- _YOUR GOAL_
Which lines below hold the word "JSON"? Report each one.

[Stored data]
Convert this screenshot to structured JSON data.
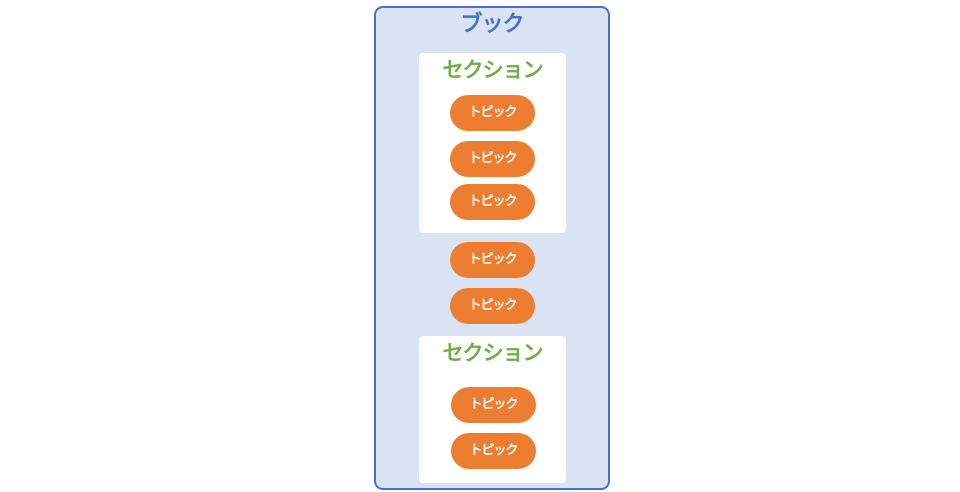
{
  "book": {
    "title": "ブック",
    "sections": [
      {
        "title": "セクション",
        "topics": [
          "トピック",
          "トピック",
          "トピック"
        ]
      },
      {
        "title": "セクション",
        "topics": [
          "トピック",
          "トピック"
        ]
      }
    ],
    "loose_topics": [
      "トピック",
      "トピック"
    ]
  },
  "colors": {
    "book_fill": "#dae3f3",
    "book_border": "#4472c4",
    "section_fill": "#ffffff",
    "section_title": "#70ad47",
    "topic_fill": "#ed7d31",
    "topic_text": "#ffffff"
  }
}
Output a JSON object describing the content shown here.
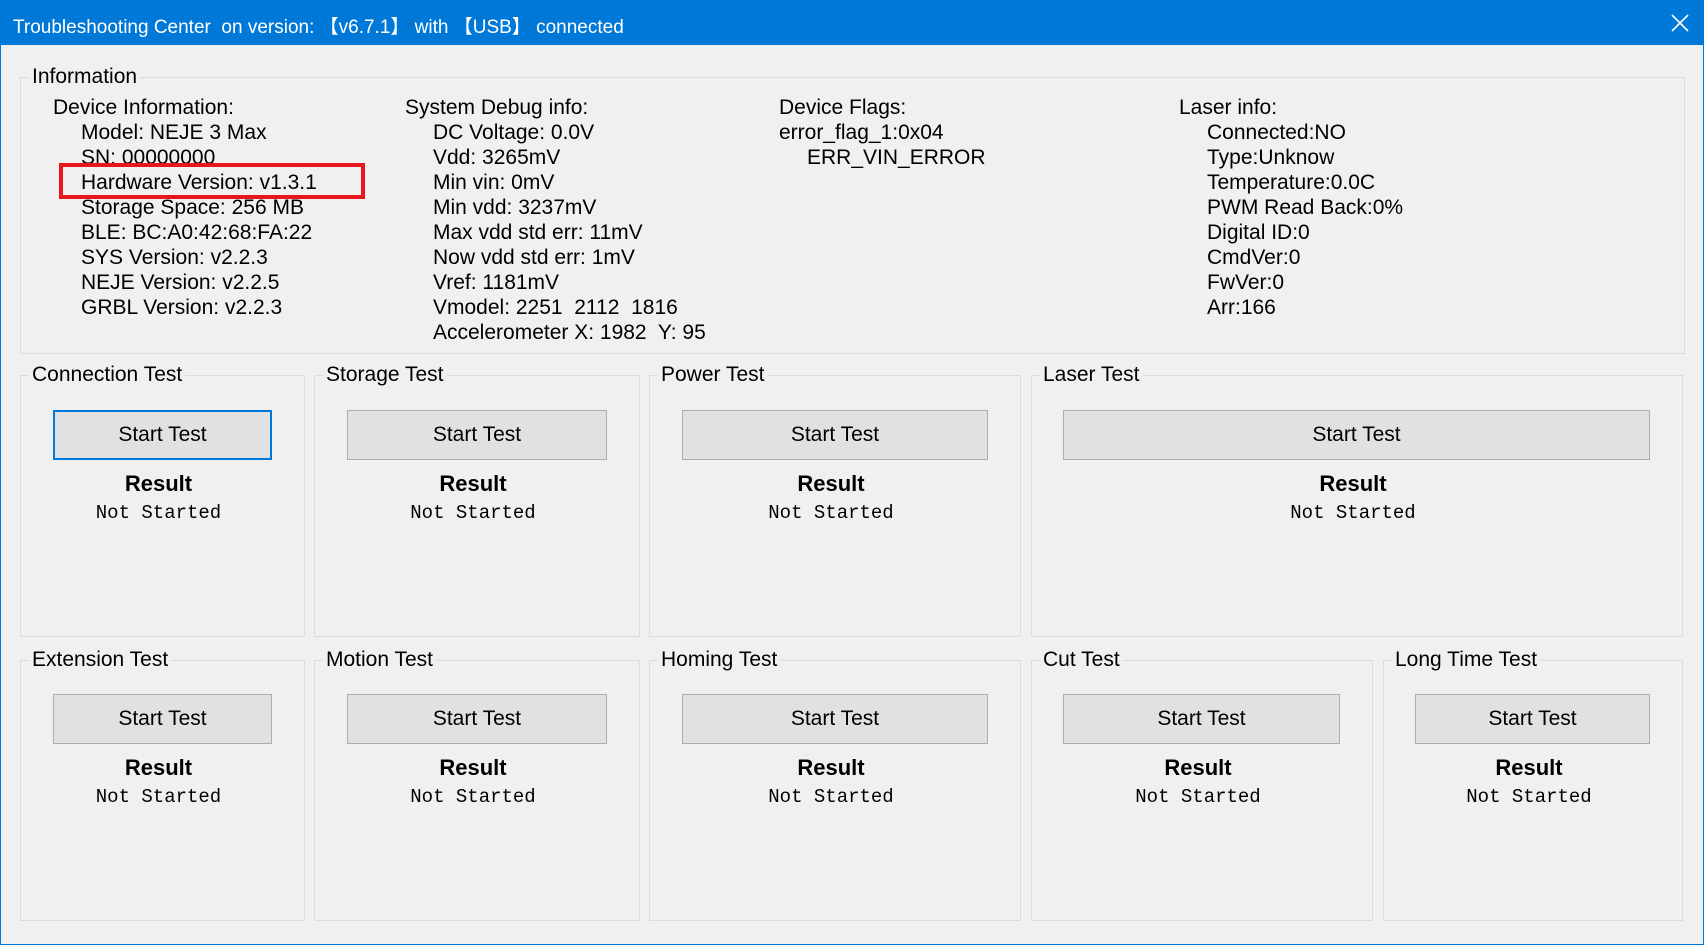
{
  "window": {
    "title": "Troubleshooting Center  on version: 【v6.7.1】 with 【USB】 connected",
    "accent_color": "#0078d7",
    "close_icon": "close-icon"
  },
  "information": {
    "label": "Information",
    "device": {
      "heading": "Device Information:",
      "lines": [
        "Model: NEJE 3 Max",
        "SN: 00000000",
        "Hardware Version: v1.3.1",
        "Storage Space: 256 MB",
        "BLE: BC:A0:42:68:FA:22",
        "SYS Version: v2.2.3",
        "NEJE Version: v2.2.5",
        "GRBL Version: v2.2.3"
      ]
    },
    "debug": {
      "heading": "System Debug info:",
      "lines": [
        "DC Voltage: 0.0V",
        "Vdd: 3265mV",
        "Min vin: 0mV",
        "Min vdd: 3237mV",
        "Max vdd std err: 11mV",
        "Now vdd std err: 1mV",
        "Vref: 1181mV",
        "Vmodel: 2251  2112  1816",
        "Accelerometer X: 1982  Y: 95"
      ]
    },
    "flags": {
      "heading": "Device Flags:",
      "line1": "error_flag_1:0x04",
      "line2": "ERR_VIN_ERROR"
    },
    "laser": {
      "heading": "Laser info:",
      "lines": [
        "Connected:NO",
        "Type:Unknow",
        "Temperature:0.0C",
        "PWM Read Back:0%",
        "Digital ID:0",
        "CmdVer:0",
        "FwVer:0",
        "Arr:166"
      ]
    }
  },
  "tests": {
    "connection": {
      "label": "Connection Test",
      "button": "Start Test",
      "result_label": "Result",
      "result": "Not Started"
    },
    "storage": {
      "label": "Storage Test",
      "button": "Start Test",
      "result_label": "Result",
      "result": "Not Started"
    },
    "power": {
      "label": "Power Test",
      "button": "Start Test",
      "result_label": "Result",
      "result": "Not Started"
    },
    "laser": {
      "label": "Laser Test",
      "button": "Start Test",
      "result_label": "Result",
      "result": "Not Started"
    },
    "extension": {
      "label": "Extension Test",
      "button": "Start Test",
      "result_label": "Result",
      "result": "Not Started"
    },
    "motion": {
      "label": "Motion Test",
      "button": "Start Test",
      "result_label": "Result",
      "result": "Not Started"
    },
    "homing": {
      "label": "Homing Test",
      "button": "Start Test",
      "result_label": "Result",
      "result": "Not Started"
    },
    "cut": {
      "label": "Cut Test",
      "button": "Start Test",
      "result_label": "Result",
      "result": "Not Started"
    },
    "longtime": {
      "label": "Long Time Test",
      "button": "Start Test",
      "result_label": "Result",
      "result": "Not Started"
    }
  },
  "annotation": {
    "highlight_color": "#e8161d"
  }
}
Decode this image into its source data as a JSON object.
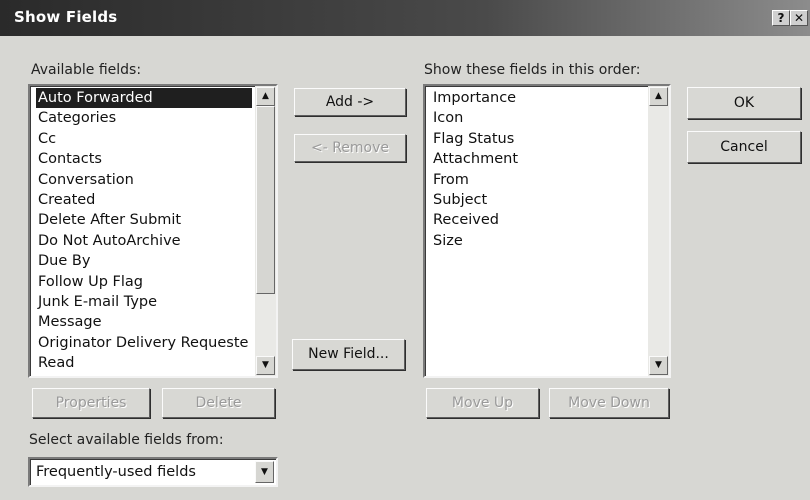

- _SOLVED PROBLEM_
Convert this screenshot to structured JSON data.
Output a JSON object describing the content shown here.
Decode this image into its source data as a JSON object.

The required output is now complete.